*Work to be completed*
Out of all the lines below, count those with the word "موسى". Give the number only.
[START Material for the task]
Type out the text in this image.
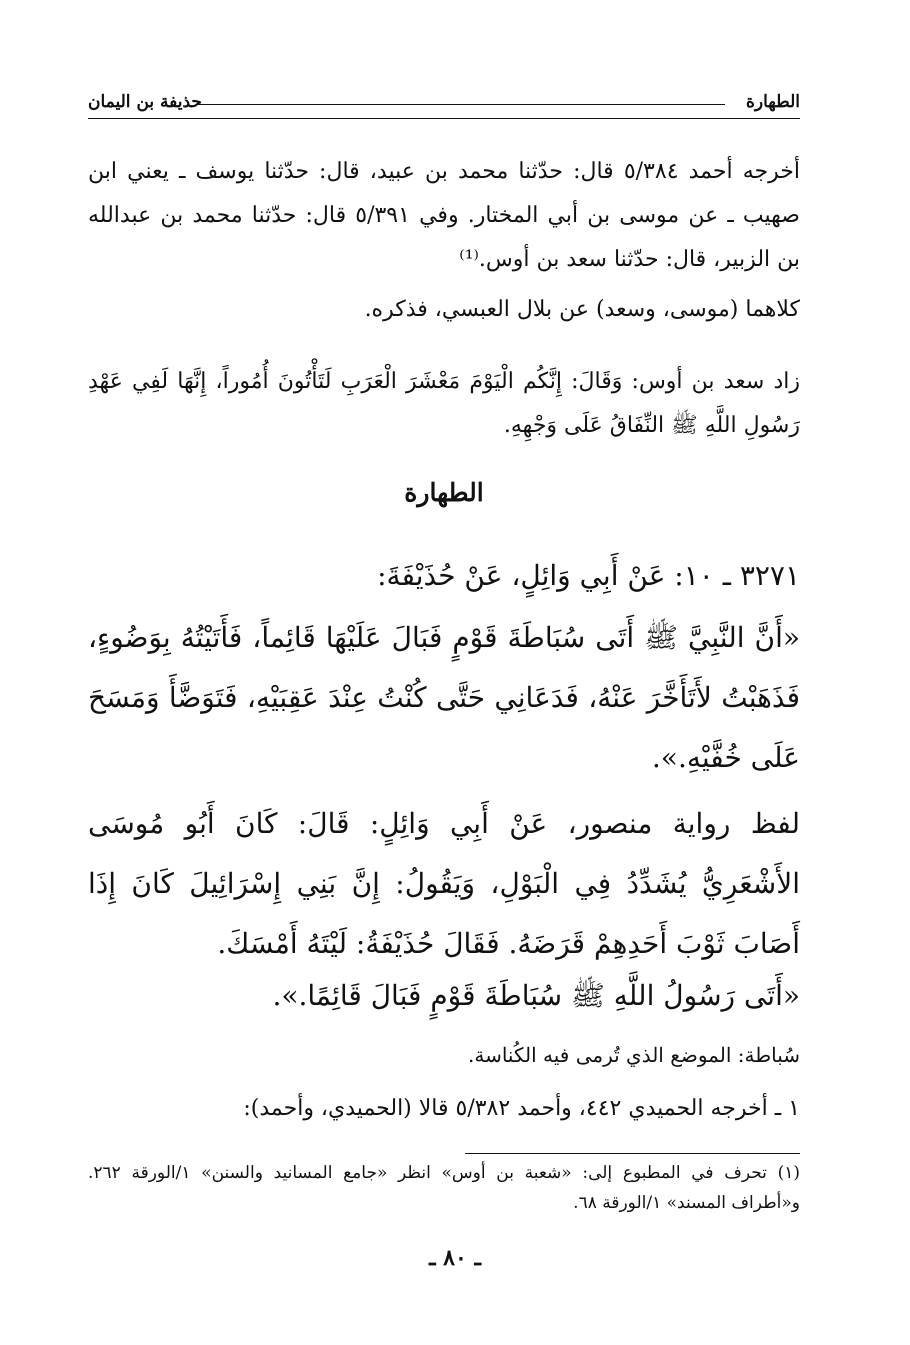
الطهارة
حذيفة بن اليمان
أخرجه أحمد ٥/٣٨٤ قال: حدّثنا محمد بن عبيد، قال: حدّثنا يوسف ـ يعني ابن صهيب ـ عن موسى بن أبي المختار. وفي ٥/٣٩١ قال: حدّثنا محمد بن عبدالله بن الزبير، قال: حدّثنا سعد بن أوس.⁽¹⁾
كلاهما (موسى، وسعد) عن بلال العبسي، فذكره.
زاد سعد بن أوس: وَقَالَ: إِنَّكُم الْيَوْمَ مَعْشَرَ الْعَرَبِ لَتَأْتُونَ أُمُوراً، إِنَّهَا لَفِي عَهْدِ رَسُولِ اللَّهِ ﷺ النِّفَاقُ عَلَى وَجْهِهِ.
الطهارة
٣٢٧١ ـ ١٠: عَنْ أَبِي وَائِلٍ، عَنْ حُذَيْفَةَ:
«أَنَّ النَّبِيَّ ﷺ أَتَى سُبَاطَةَ قَوْمٍ فَبَالَ عَلَيْهَا قَائِماً، فَأَتَيْتُهُ بِوَضُوءٍ، فَذَهَبْتُ لأَتَأَخَّرَ عَنْهُ، فَدَعَانِي حَتَّى كُنْتُ عِنْدَ عَقِبَيْهِ، فَتَوَضَّأَ وَمَسَحَ عَلَى خُفَّيْهِ.».
لفظ رواية منصور، عَنْ أَبِي وَائِلٍ: قَالَ: كَانَ أَبُو مُوسَى الأَشْعَرِيُّ يُشَدِّدُ فِي الْبَوْلِ، وَيَقُولُ: إِنَّ بَنِي إِسْرَائِيلَ كَانَ إِذَا أَصَابَ ثَوْبَ أَحَدِهِمْ قَرَضَهُ. فَقَالَ حُذَيْفَةُ: لَيْتَهُ أَمْسَكَ.
«أَتَى رَسُولُ اللَّهِ ﷺ سُبَاطَةَ قَوْمٍ فَبَالَ قَائِمًا.».
سُباطة: الموضع الذي تُرمى فيه الكُناسة.
١ ـ أخرجه الحميدي ٤٤٢، وأحمد ٥/٣٨٢ قالا (الحميدي، وأحمد):
(١) تحرف في المطبوع إلى: «شعبة بن أوس» انظر «جامع المسانيد والسنن» ١/الورقة ٢٦٢. و«أطراف المسند» ١/الورقة ٦٨.
ـ ٨٠ ـ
[END Material for the task]
*Exercise response*
2